* [SUPPLIED INFORMATION]

** Start **

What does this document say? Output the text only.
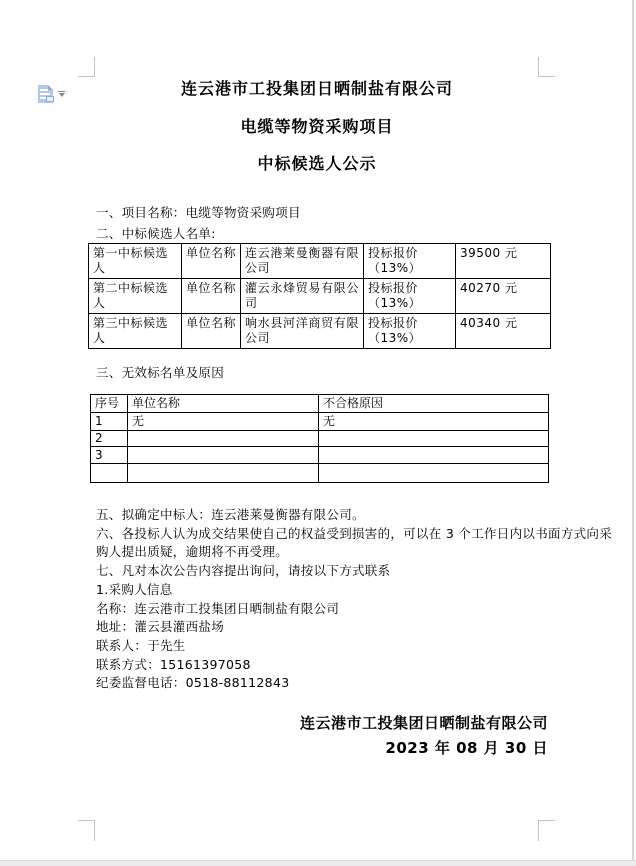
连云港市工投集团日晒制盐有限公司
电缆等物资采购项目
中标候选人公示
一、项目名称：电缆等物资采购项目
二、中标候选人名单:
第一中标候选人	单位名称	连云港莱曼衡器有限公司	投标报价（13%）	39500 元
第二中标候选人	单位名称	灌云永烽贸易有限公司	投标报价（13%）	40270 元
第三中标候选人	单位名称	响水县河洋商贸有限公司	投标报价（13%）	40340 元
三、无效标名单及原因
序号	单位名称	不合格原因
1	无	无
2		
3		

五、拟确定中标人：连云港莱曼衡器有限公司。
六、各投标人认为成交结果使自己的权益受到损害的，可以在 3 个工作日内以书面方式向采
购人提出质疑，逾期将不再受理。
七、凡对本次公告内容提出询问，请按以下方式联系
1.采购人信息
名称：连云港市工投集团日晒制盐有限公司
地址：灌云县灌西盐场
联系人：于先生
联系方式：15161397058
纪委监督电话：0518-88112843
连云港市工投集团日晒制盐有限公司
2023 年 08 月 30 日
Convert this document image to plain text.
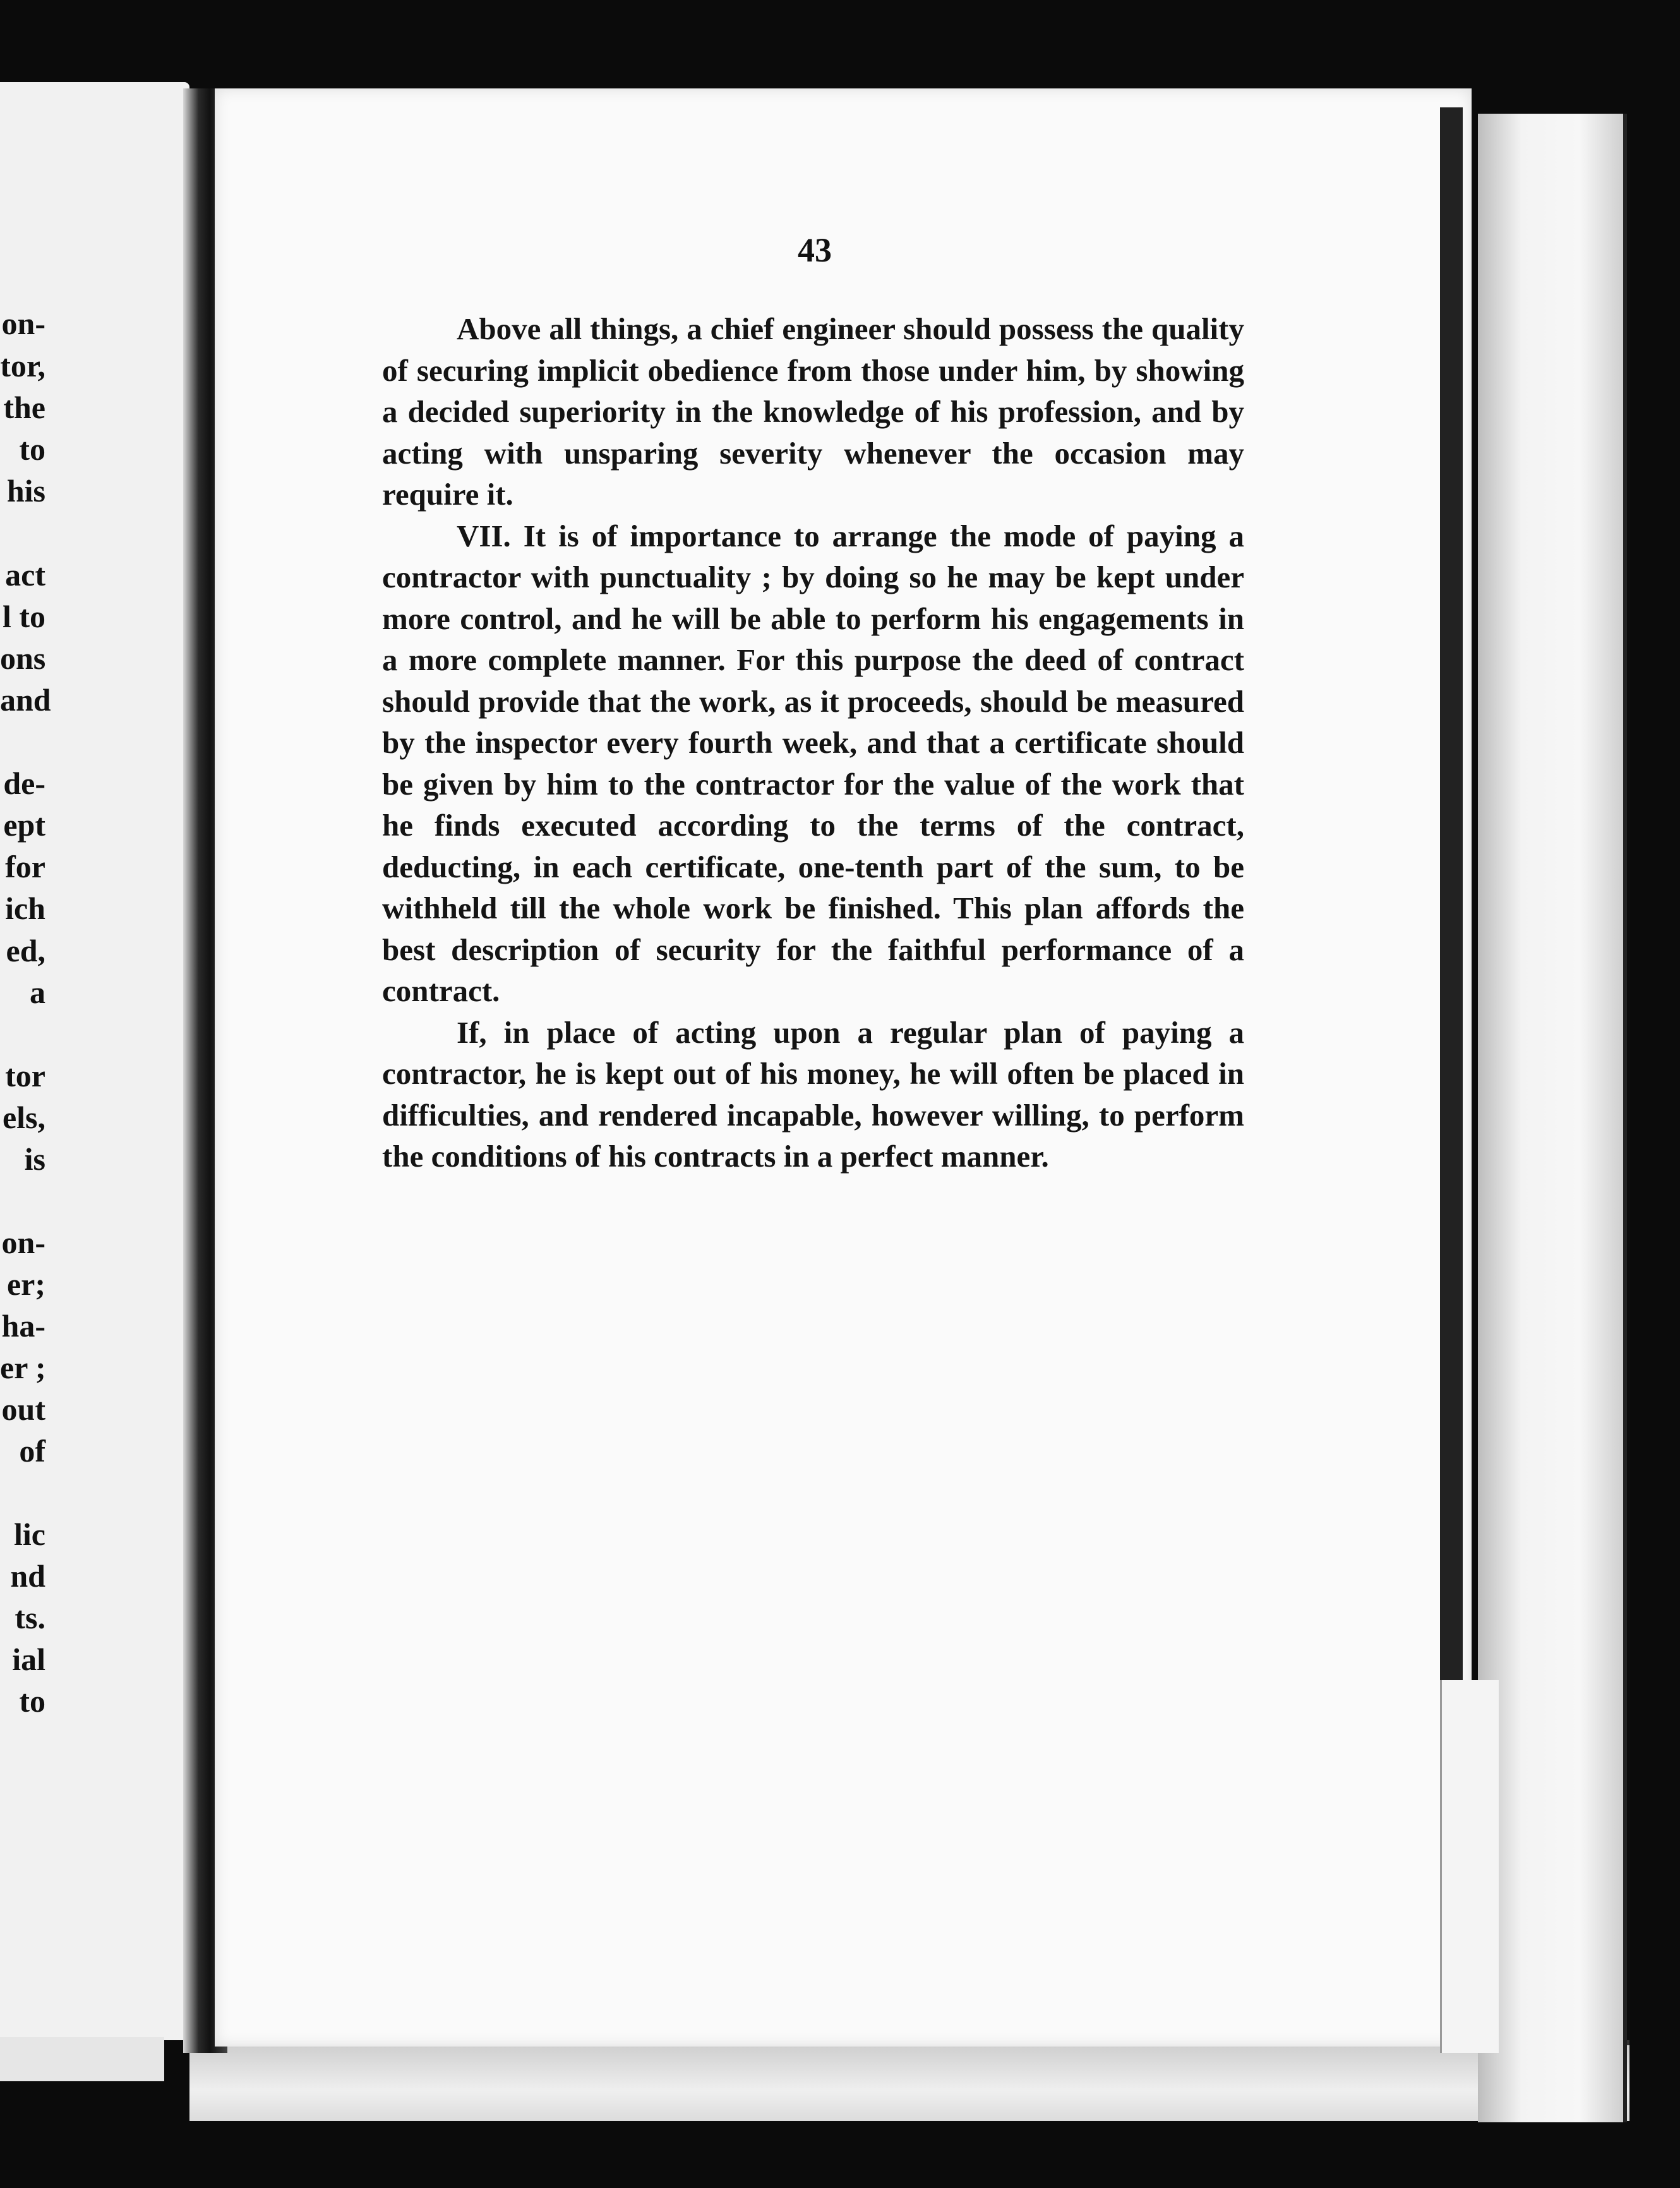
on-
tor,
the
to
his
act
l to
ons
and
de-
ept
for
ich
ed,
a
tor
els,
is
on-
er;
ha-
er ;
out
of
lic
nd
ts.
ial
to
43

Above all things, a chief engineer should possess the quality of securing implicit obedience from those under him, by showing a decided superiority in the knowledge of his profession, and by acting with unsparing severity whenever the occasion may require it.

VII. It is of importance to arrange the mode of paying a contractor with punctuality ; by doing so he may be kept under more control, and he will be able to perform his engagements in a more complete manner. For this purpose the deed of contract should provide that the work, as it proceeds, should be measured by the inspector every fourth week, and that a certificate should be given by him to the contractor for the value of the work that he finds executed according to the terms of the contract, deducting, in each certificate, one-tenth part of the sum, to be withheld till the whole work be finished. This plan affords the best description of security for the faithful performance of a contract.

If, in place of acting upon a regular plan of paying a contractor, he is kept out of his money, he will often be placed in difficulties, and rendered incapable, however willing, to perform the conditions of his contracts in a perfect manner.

** End **

Transcribe all of the records above character for character. Exclude the pictures.

* [COMPLETE ANSWER]
What does this document say? Output the text only.
连云港市工投集团日晒制盐有限公司
电缆等物资采购项目
中标候选人公示
一、项目名称：电缆等物资采购项目
二、中标候选人名单:
第一中标候选人	单位名称	连云港莱曼衡器有限公司	投标报价（13%）	39500 元
第二中标候选人	单位名称	灌云永烽贸易有限公司	投标报价（13%）	40270 元
第三中标候选人	单位名称	响水县河洋商贸有限公司	投标报价（13%）	40340 元
三、无效标名单及原因
序号	单位名称	不合格原因
1	无	无
2		
3		

五、拟确定中标人：连云港莱曼衡器有限公司。
六、各投标人认为成交结果使自己的权益受到损害的，可以在 3 个工作日内以书面方式向采
购人提出质疑，逾期将不再受理。
七、凡对本次公告内容提出询问，请按以下方式联系
1.采购人信息
名称：连云港市工投集团日晒制盐有限公司
地址：灌云县灌西盐场
联系人：于先生
联系方式：15161397058
纪委监督电话：0518-88112843
连云港市工投集团日晒制盐有限公司
2023 年 08 月 30 日
Convert this document image to plain text.
on-
tor,
the
to
his
act
l to
ons
and
de-
ept
for
ich
ed,
a
tor
els,
is
on-
er;
ha-
er ;
out
of
lic
nd
ts.
ial
to
43

Above all things, a chief engineer should possess the quality of securing implicit obedience from those under him, by showing a decided superiority in the knowledge of his profession, and by acting with unsparing severity whenever the occasion may require it.

VII. It is of importance to arrange the mode of paying a contractor with punctuality ; by doing so he may be kept under more control, and he will be able to perform his engagements in a more complete manner. For this purpose the deed of contract should provide that the work, as it proceeds, should be measured by the inspector every fourth week, and that a certificate should be given by him to the contractor for the value of the work that he finds executed according to the terms of the contract, deducting, in each certificate, one-tenth part of the sum, to be withheld till the whole work be finished. This plan affords the best description of security for the faithful performance of a contract.

If, in place of acting upon a regular plan of paying a contractor, he is kept out of his money, he will often be placed in difficulties, and rendered incapable, however willing, to perform the conditions of his contracts in a perfect manner.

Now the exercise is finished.